──────── Material ────────
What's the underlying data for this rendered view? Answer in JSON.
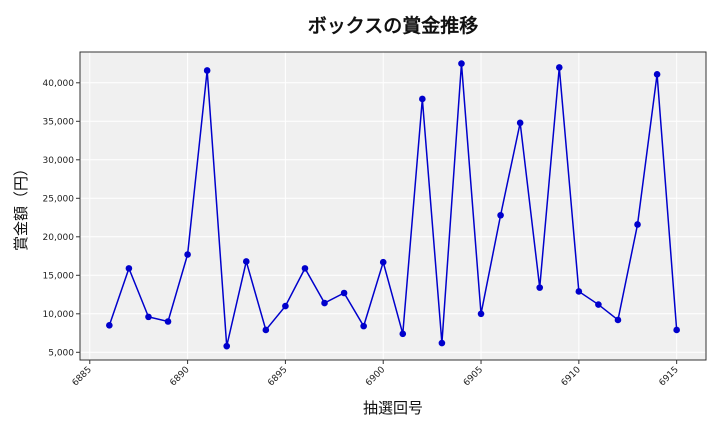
{
  "chart_data": {
    "type": "line",
    "title": "ボックスの賞金推移",
    "xlabel": "抽選回号",
    "ylabel": "賞金額（円）",
    "xlim": [
      6884.5,
      6916.5
    ],
    "ylim": [
      4000,
      44000
    ],
    "x_ticks": [
      6885,
      6890,
      6895,
      6900,
      6905,
      6910,
      6915
    ],
    "x_tick_labels": [
      "6885",
      "6890",
      "6895",
      "6900",
      "6905",
      "6910",
      "6915"
    ],
    "y_ticks": [
      5000,
      10000,
      15000,
      20000,
      25000,
      30000,
      35000,
      40000
    ],
    "y_tick_labels": [
      "5,000",
      "10,000",
      "15,000",
      "20,000",
      "25,000",
      "30,000",
      "35,000",
      "40,000"
    ],
    "grid": true,
    "series": [
      {
        "color": "#0000cc",
        "x": [
          6886,
          6887,
          6888,
          6889,
          6890,
          6891,
          6892,
          6893,
          6894,
          6895,
          6896,
          6897,
          6898,
          6899,
          6900,
          6901,
          6902,
          6903,
          6904,
          6905,
          6906,
          6907,
          6908,
          6909,
          6910,
          6911,
          6912,
          6913,
          6914,
          6915
        ],
        "values": [
          8500,
          15900,
          9600,
          9000,
          17700,
          41600,
          5800,
          16800,
          7900,
          11000,
          15900,
          11400,
          12700,
          8400,
          16700,
          7400,
          37900,
          6200,
          42500,
          10000,
          22800,
          34800,
          13400,
          42000,
          12900,
          11200,
          9200,
          21600,
          41100,
          7900
        ]
      }
    ]
  }
}
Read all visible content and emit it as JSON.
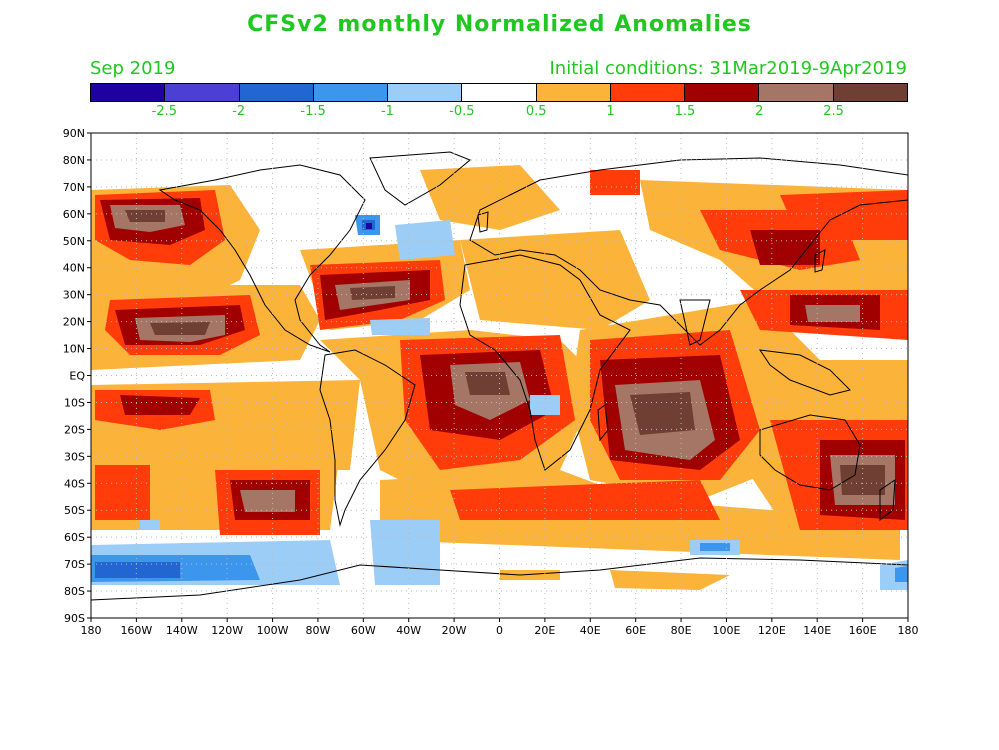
{
  "header": {
    "title": "CFSv2 monthly Normalized Anomalies",
    "month": "Sep 2019",
    "initial_conditions": "Initial conditions: 31Mar2019-9Apr2019"
  },
  "colorbar": {
    "colors": [
      "#1f00a0",
      "#4c3fd6",
      "#2266d2",
      "#3c96ee",
      "#9ccdf6",
      "#ffffff",
      "#fcb33a",
      "#ff3c0a",
      "#a00000",
      "#a57565",
      "#6e3f32"
    ],
    "labels": [
      "-2.5",
      "-2",
      "-1.5",
      "-1",
      "-0.5",
      "0.5",
      "1",
      "1.5",
      "2",
      "2.5"
    ]
  },
  "map": {
    "lat_labels": [
      "90N",
      "80N",
      "70N",
      "60N",
      "50N",
      "40N",
      "30N",
      "20N",
      "10N",
      "EQ",
      "10S",
      "20S",
      "30S",
      "40S",
      "50S",
      "60S",
      "70S",
      "80S",
      "90S"
    ],
    "lon_labels": [
      "180",
      "160W",
      "140W",
      "120W",
      "100W",
      "80W",
      "60W",
      "40W",
      "20W",
      "0",
      "20E",
      "40E",
      "60E",
      "80E",
      "100E",
      "120E",
      "140E",
      "160E",
      "180"
    ]
  }
}
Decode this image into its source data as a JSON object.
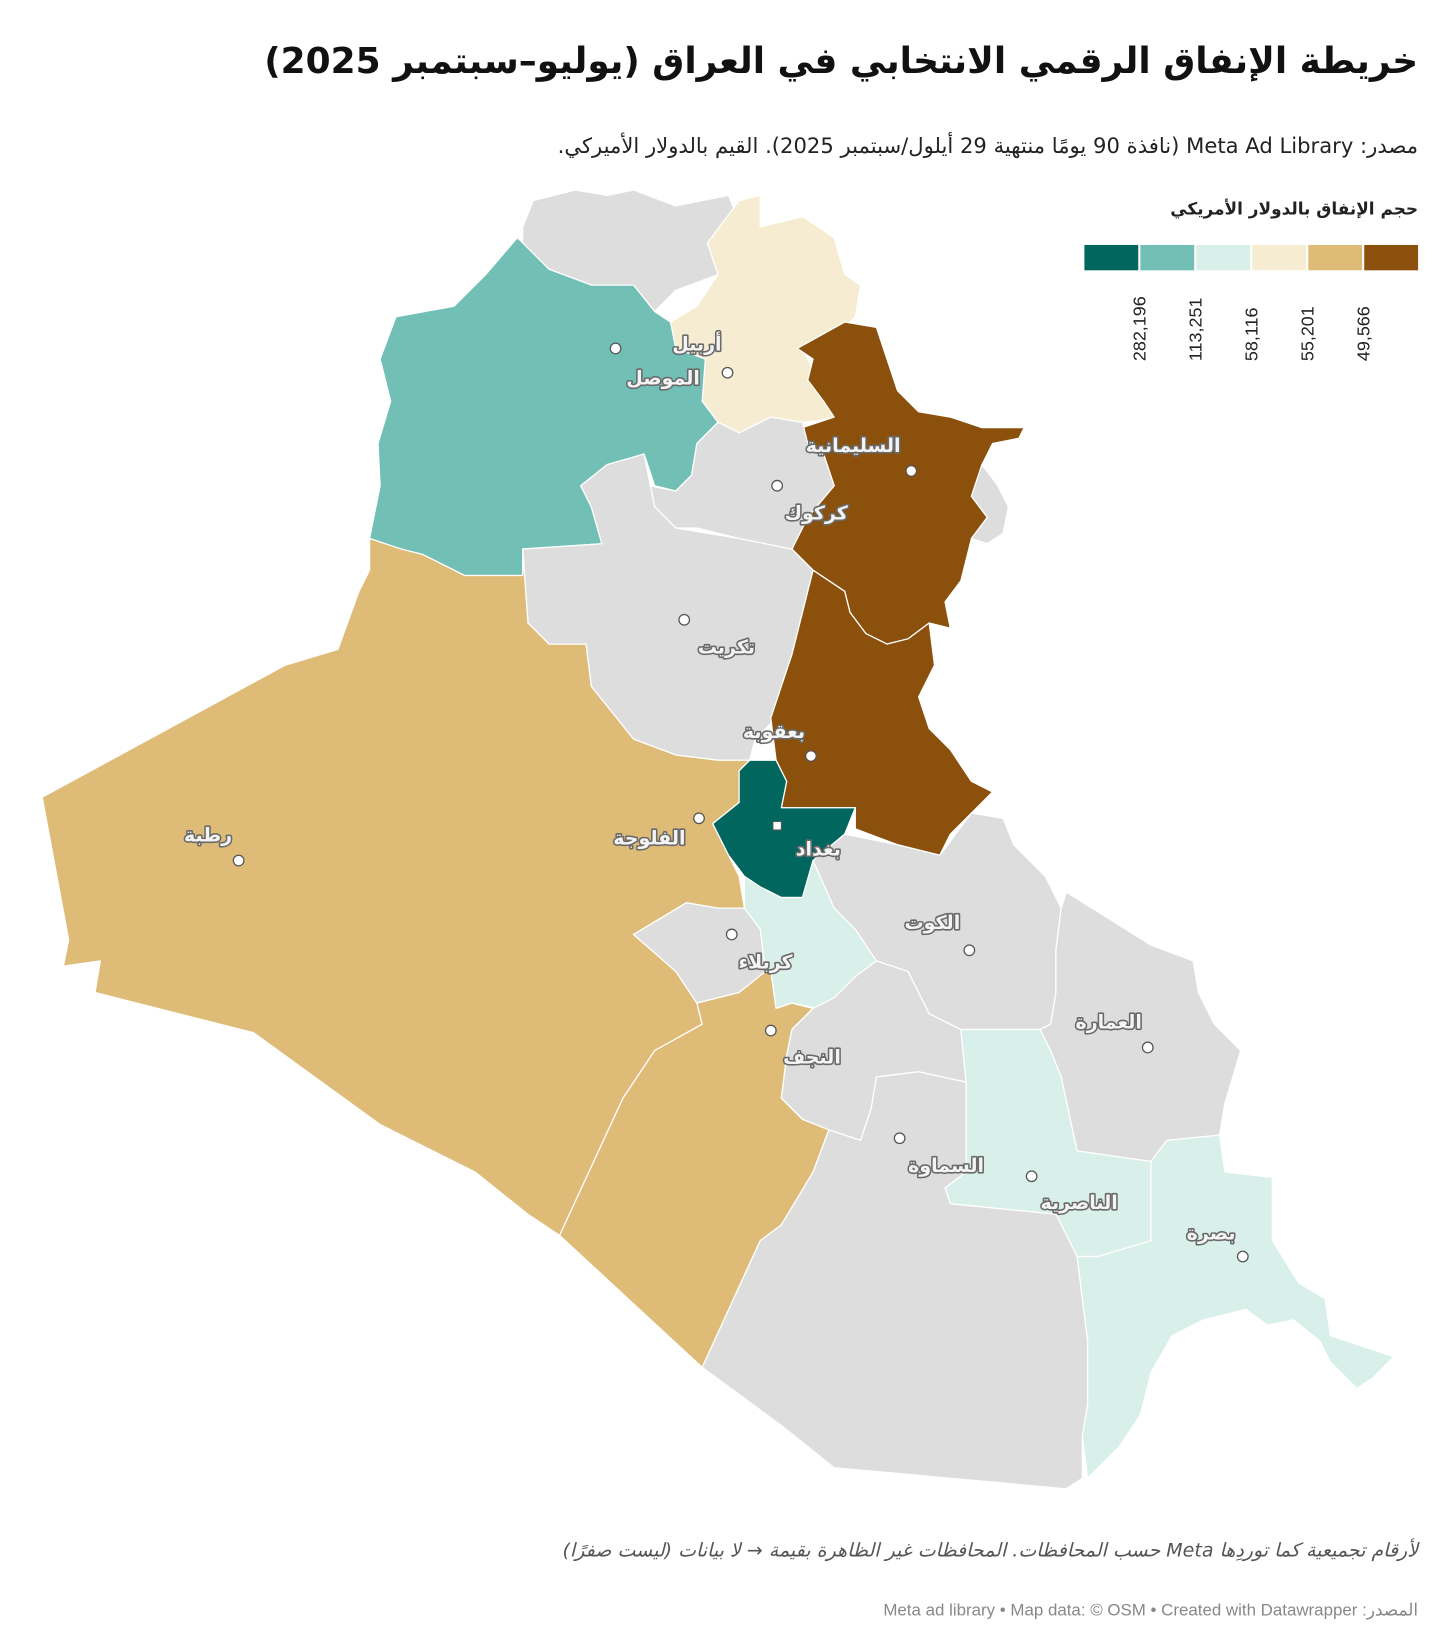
{
  "title": "خريطة الإنفاق الرقمي الانتخابي في العراق (يوليو–سبتمبر 2025)",
  "subtitle": "مصدر: Meta Ad Library (نافذة 90 يومًا منتهية 29 أيلول/سبتمبر 2025). القيم بالدولار الأميركي.",
  "legend": {
    "title": "حجم الإنفاق بالدولار الأمريكي",
    "colors": [
      "#00665e",
      "#72bfb6",
      "#d9efe9",
      "#f5ecd1",
      "#dfbb78",
      "#8b510c"
    ],
    "labels": [
      "282,196",
      "113,251",
      "58,116",
      "55,201",
      "49,566"
    ]
  },
  "no_data_color": "#dddddd",
  "cities": [
    {
      "name": "أربيل"
    },
    {
      "name": "الموصل"
    },
    {
      "name": "السليمانية"
    },
    {
      "name": "كركوك"
    },
    {
      "name": "تكريت"
    },
    {
      "name": "بعقوبة"
    },
    {
      "name": "بغداد"
    },
    {
      "name": "الفلوجة"
    },
    {
      "name": "رطبة"
    },
    {
      "name": "كربلاء"
    },
    {
      "name": "النجف"
    },
    {
      "name": "الكوت"
    },
    {
      "name": "العمارة"
    },
    {
      "name": "السماوة"
    },
    {
      "name": "الناصرية"
    },
    {
      "name": "بصرة"
    }
  ],
  "notes": "لأرقام تجميعية كما توردِها Meta حسب المحافظات. المحافظات غير الظاهرة بقيمة → لا بيانات (ليست صفرًا)",
  "source": "المصدر: Meta ad library • Map data: © OSM  • Created with Datawrapper"
}
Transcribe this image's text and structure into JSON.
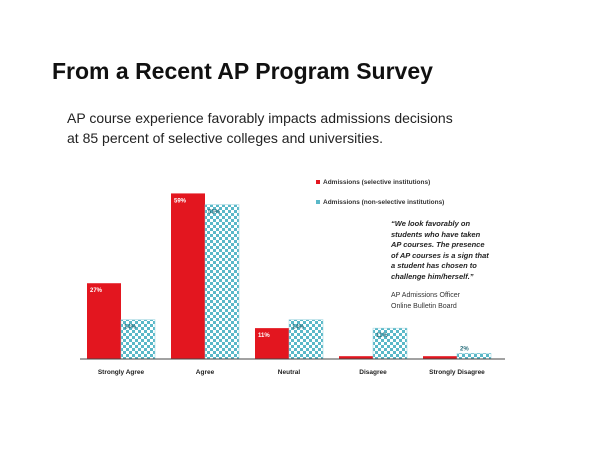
{
  "slide": {
    "title": "From a Recent AP Program Survey",
    "subtitle_lines": [
      "AP course experience favorably impacts admissions decisions",
      "at 85 percent of selective colleges and universities."
    ],
    "quote_lines": [
      "“We look favorably on",
      "students who have taken",
      "AP courses. The presence",
      "of AP courses is a sign that",
      "a student has chosen to",
      "challenge him/herself.”"
    ],
    "attribution_lines": [
      "AP Admissions Officer",
      "Online Bulletin Board"
    ]
  },
  "chart_data": {
    "type": "bar",
    "categories": [
      "Strongly Agree",
      "Agree",
      "Neutral",
      "Disagree",
      "Strongly Disagree"
    ],
    "series": [
      {
        "name": "Admissions (selective institutions)",
        "values": [
          27,
          59,
          11,
          1,
          1
        ],
        "labels": [
          "27%",
          "59%",
          "11%",
          "",
          ""
        ],
        "color": "#e3161f",
        "pattern": "solid"
      },
      {
        "name": "Admissions (non-selective institutions)",
        "values": [
          14,
          55,
          14,
          11,
          2
        ],
        "labels": [
          "14%",
          "55%",
          "14%",
          "11%",
          "2%"
        ],
        "color": "#5ab8c8",
        "pattern": "checker"
      }
    ],
    "ylim": [
      0,
      62
    ],
    "grid": false,
    "legend_position": "top-right"
  }
}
────────
Quote the material exactly. Pictures stay out.

What's the underlying data for this rendered view? Answer in JSON.
{
  "chart_data": {
    "type": "line",
    "title": "ボックスの賞金推移",
    "xlabel": "抽選回号",
    "ylabel": "賞金額（円）",
    "xlim": [
      6884.5,
      6916.5
    ],
    "ylim": [
      4000,
      44000
    ],
    "x_ticks": [
      6885,
      6890,
      6895,
      6900,
      6905,
      6910,
      6915
    ],
    "x_tick_labels": [
      "6885",
      "6890",
      "6895",
      "6900",
      "6905",
      "6910",
      "6915"
    ],
    "y_ticks": [
      5000,
      10000,
      15000,
      20000,
      25000,
      30000,
      35000,
      40000
    ],
    "y_tick_labels": [
      "5,000",
      "10,000",
      "15,000",
      "20,000",
      "25,000",
      "30,000",
      "35,000",
      "40,000"
    ],
    "grid": true,
    "series": [
      {
        "color": "#0000cc",
        "x": [
          6886,
          6887,
          6888,
          6889,
          6890,
          6891,
          6892,
          6893,
          6894,
          6895,
          6896,
          6897,
          6898,
          6899,
          6900,
          6901,
          6902,
          6903,
          6904,
          6905,
          6906,
          6907,
          6908,
          6909,
          6910,
          6911,
          6912,
          6913,
          6914,
          6915
        ],
        "values": [
          8500,
          15900,
          9600,
          9000,
          17700,
          41600,
          5800,
          16800,
          7900,
          11000,
          15900,
          11400,
          12700,
          8400,
          16700,
          7400,
          37900,
          6200,
          42500,
          10000,
          22800,
          34800,
          13400,
          42000,
          12900,
          11200,
          9200,
          21600,
          41100,
          7900
        ]
      }
    ]
  }
}
Read all visible content and emit it as JSON.
{
  "header": {
    "title": "CFSv2 monthly Normalized Anomalies",
    "month": "Sep 2019",
    "initial_conditions": "Initial conditions: 31Mar2019-9Apr2019"
  },
  "colorbar": {
    "colors": [
      "#1f00a0",
      "#4c3fd6",
      "#2266d2",
      "#3c96ee",
      "#9ccdf6",
      "#ffffff",
      "#fcb33a",
      "#ff3c0a",
      "#a00000",
      "#a57565",
      "#6e3f32"
    ],
    "labels": [
      "-2.5",
      "-2",
      "-1.5",
      "-1",
      "-0.5",
      "0.5",
      "1",
      "1.5",
      "2",
      "2.5"
    ]
  },
  "map": {
    "lat_labels": [
      "90N",
      "80N",
      "70N",
      "60N",
      "50N",
      "40N",
      "30N",
      "20N",
      "10N",
      "EQ",
      "10S",
      "20S",
      "30S",
      "40S",
      "50S",
      "60S",
      "70S",
      "80S",
      "90S"
    ],
    "lon_labels": [
      "180",
      "160W",
      "140W",
      "120W",
      "100W",
      "80W",
      "60W",
      "40W",
      "20W",
      "0",
      "20E",
      "40E",
      "60E",
      "80E",
      "100E",
      "120E",
      "140E",
      "160E",
      "180"
    ]
  }
}
Decode this image into its source data as a JSON object.
{
  "title": "خريطة الإنفاق الرقمي الانتخابي في العراق (يوليو–سبتمبر 2025)",
  "subtitle": "مصدر: Meta Ad Library (نافذة 90 يومًا منتهية 29 أيلول/سبتمبر 2025). القيم بالدولار الأميركي.",
  "legend": {
    "title": "حجم الإنفاق بالدولار الأمريكي",
    "colors": [
      "#00665e",
      "#72bfb6",
      "#d9efe9",
      "#f5ecd1",
      "#dfbb78",
      "#8b510c"
    ],
    "labels": [
      "282,196",
      "113,251",
      "58,116",
      "55,201",
      "49,566"
    ]
  },
  "no_data_color": "#dddddd",
  "cities": [
    {
      "name": "أربيل"
    },
    {
      "name": "الموصل"
    },
    {
      "name": "السليمانية"
    },
    {
      "name": "كركوك"
    },
    {
      "name": "تكريت"
    },
    {
      "name": "بعقوبة"
    },
    {
      "name": "بغداد"
    },
    {
      "name": "الفلوجة"
    },
    {
      "name": "رطبة"
    },
    {
      "name": "كربلاء"
    },
    {
      "name": "النجف"
    },
    {
      "name": "الكوت"
    },
    {
      "name": "العمارة"
    },
    {
      "name": "السماوة"
    },
    {
      "name": "الناصرية"
    },
    {
      "name": "بصرة"
    }
  ],
  "notes": "لأرقام تجميعية كما توردِها Meta حسب المحافظات. المحافظات غير الظاهرة بقيمة → لا بيانات (ليست صفرًا)",
  "source": "المصدر: Meta ad library • Map data: © OSM  • Created with Datawrapper"
}
Transcribe this image's text and structure into JSON.
{
  "slide": {
    "title": "From a Recent AP Program Survey",
    "subtitle_lines": [
      "AP course experience favorably impacts admissions decisions",
      "at 85 percent of selective colleges and universities."
    ],
    "quote_lines": [
      "“We look favorably on",
      "students who have taken",
      "AP courses. The presence",
      "of AP courses is a sign that",
      "a student has chosen to",
      "challenge him/herself.”"
    ],
    "attribution_lines": [
      "AP Admissions Officer",
      "Online Bulletin Board"
    ]
  },
  "chart_data": {
    "type": "bar",
    "categories": [
      "Strongly Agree",
      "Agree",
      "Neutral",
      "Disagree",
      "Strongly Disagree"
    ],
    "series": [
      {
        "name": "Admissions (selective institutions)",
        "values": [
          27,
          59,
          11,
          1,
          1
        ],
        "labels": [
          "27%",
          "59%",
          "11%",
          "",
          ""
        ],
        "color": "#e3161f",
        "pattern": "solid"
      },
      {
        "name": "Admissions (non-selective institutions)",
        "values": [
          14,
          55,
          14,
          11,
          2
        ],
        "labels": [
          "14%",
          "55%",
          "14%",
          "11%",
          "2%"
        ],
        "color": "#5ab8c8",
        "pattern": "checker"
      }
    ],
    "ylim": [
      0,
      62
    ],
    "grid": false,
    "legend_position": "top-right"
  }
}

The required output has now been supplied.